-- START --

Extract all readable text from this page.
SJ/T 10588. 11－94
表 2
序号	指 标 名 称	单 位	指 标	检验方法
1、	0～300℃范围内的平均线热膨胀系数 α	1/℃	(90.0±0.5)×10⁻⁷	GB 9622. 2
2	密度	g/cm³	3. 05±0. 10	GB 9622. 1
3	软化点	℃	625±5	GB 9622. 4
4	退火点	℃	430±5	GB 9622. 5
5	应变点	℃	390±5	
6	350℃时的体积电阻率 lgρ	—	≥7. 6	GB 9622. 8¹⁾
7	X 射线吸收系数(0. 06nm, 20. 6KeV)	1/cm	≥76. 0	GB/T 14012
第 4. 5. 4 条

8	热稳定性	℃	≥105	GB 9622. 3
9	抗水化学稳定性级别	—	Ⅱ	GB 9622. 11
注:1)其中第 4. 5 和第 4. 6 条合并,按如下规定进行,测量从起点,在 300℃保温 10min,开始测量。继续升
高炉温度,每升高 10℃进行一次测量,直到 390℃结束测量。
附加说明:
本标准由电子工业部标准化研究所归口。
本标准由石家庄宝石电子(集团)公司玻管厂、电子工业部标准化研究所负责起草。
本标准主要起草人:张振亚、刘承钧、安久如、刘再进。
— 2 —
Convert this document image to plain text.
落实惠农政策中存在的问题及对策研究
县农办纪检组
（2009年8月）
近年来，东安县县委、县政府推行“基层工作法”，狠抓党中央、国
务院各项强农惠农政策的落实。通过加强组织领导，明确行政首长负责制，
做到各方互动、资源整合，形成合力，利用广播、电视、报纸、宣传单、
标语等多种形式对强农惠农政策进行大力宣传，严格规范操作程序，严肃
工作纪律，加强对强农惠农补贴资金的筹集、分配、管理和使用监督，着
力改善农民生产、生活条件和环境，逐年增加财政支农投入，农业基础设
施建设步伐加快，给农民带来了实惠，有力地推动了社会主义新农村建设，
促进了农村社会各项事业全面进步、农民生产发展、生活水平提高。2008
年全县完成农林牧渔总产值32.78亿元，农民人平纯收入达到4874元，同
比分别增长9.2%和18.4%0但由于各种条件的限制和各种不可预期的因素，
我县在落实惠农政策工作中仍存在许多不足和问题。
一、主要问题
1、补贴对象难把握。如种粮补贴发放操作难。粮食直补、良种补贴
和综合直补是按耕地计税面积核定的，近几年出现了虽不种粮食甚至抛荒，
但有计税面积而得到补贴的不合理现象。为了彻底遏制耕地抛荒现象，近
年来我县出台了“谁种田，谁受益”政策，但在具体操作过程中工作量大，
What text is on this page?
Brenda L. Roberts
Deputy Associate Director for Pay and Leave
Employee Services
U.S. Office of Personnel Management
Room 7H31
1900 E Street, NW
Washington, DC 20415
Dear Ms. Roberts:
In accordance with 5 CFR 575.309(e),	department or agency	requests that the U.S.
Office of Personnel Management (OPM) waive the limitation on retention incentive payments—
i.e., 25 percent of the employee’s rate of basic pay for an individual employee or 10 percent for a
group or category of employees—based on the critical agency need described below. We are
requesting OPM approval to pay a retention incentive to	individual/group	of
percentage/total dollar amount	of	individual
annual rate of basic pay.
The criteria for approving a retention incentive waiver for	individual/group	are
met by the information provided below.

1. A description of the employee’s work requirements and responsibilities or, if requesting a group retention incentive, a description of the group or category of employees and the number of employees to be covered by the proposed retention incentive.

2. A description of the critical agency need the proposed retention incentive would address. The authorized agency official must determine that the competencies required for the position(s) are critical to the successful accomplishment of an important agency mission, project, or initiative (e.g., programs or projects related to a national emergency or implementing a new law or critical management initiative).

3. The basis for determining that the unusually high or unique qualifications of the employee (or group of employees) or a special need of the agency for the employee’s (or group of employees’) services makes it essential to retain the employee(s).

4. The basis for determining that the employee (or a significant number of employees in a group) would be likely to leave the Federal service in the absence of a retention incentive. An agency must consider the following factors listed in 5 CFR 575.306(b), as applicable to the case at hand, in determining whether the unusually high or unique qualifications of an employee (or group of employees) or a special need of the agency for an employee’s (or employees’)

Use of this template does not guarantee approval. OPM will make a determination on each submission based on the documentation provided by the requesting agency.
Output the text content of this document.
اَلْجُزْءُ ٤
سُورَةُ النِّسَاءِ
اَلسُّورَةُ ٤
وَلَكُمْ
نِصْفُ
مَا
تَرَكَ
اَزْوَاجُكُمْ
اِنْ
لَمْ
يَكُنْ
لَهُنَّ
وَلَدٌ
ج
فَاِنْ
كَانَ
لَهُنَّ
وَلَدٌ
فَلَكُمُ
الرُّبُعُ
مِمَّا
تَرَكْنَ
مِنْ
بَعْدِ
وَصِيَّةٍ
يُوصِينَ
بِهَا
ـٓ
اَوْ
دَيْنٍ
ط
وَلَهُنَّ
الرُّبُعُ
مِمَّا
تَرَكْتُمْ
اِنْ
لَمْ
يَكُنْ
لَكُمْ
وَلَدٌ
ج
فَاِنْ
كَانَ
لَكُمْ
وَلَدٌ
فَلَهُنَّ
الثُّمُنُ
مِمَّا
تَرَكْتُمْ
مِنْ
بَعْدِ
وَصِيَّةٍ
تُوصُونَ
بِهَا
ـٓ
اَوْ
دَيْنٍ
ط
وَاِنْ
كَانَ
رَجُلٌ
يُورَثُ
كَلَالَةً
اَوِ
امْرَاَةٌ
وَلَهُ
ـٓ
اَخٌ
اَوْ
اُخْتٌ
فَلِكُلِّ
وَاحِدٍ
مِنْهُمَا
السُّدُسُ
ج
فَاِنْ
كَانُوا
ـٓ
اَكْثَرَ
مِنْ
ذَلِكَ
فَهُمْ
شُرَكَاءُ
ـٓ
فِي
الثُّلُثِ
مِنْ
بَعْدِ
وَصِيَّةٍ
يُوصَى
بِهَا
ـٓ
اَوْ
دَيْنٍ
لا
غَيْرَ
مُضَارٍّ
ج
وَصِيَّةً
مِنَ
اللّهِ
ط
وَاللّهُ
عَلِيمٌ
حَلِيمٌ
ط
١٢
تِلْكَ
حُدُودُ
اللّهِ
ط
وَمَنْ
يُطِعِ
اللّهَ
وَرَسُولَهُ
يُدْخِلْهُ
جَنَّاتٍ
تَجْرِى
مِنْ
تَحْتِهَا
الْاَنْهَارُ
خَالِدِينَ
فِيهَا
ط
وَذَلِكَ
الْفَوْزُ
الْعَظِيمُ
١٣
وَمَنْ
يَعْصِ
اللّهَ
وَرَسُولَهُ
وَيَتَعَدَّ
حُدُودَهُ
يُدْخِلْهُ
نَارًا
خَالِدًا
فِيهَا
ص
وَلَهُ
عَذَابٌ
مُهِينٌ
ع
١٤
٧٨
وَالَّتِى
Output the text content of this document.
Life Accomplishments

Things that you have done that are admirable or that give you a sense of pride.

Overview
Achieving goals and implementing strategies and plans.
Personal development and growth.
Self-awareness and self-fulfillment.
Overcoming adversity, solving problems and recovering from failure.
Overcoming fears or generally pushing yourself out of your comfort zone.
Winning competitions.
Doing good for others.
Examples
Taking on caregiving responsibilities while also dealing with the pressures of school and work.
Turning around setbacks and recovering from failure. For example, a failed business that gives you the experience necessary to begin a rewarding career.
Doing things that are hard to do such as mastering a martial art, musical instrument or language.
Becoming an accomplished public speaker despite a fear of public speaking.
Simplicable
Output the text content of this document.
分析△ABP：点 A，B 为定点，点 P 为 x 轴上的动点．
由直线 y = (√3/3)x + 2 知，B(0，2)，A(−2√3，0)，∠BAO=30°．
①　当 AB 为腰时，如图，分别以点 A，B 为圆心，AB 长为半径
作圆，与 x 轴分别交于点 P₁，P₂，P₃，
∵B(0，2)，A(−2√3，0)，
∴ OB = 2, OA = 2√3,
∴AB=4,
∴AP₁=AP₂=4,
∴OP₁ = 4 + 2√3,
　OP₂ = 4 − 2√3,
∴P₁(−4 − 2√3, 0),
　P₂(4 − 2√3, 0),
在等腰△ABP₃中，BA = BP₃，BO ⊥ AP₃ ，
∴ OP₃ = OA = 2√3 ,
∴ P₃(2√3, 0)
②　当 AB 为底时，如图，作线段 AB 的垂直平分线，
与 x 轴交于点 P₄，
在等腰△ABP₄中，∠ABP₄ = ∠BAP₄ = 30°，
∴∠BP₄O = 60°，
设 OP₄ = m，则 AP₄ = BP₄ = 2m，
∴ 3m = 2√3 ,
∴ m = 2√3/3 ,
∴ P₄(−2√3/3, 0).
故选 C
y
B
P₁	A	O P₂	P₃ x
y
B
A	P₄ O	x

-- END --

To be done: Check each line above for the word "Overcoming", and copy the lines where it appears.

Written answer:
Overcoming adversity, solving problems and recovering from failure.
Overcoming fears or generally pushing yourself out of your comfort zone.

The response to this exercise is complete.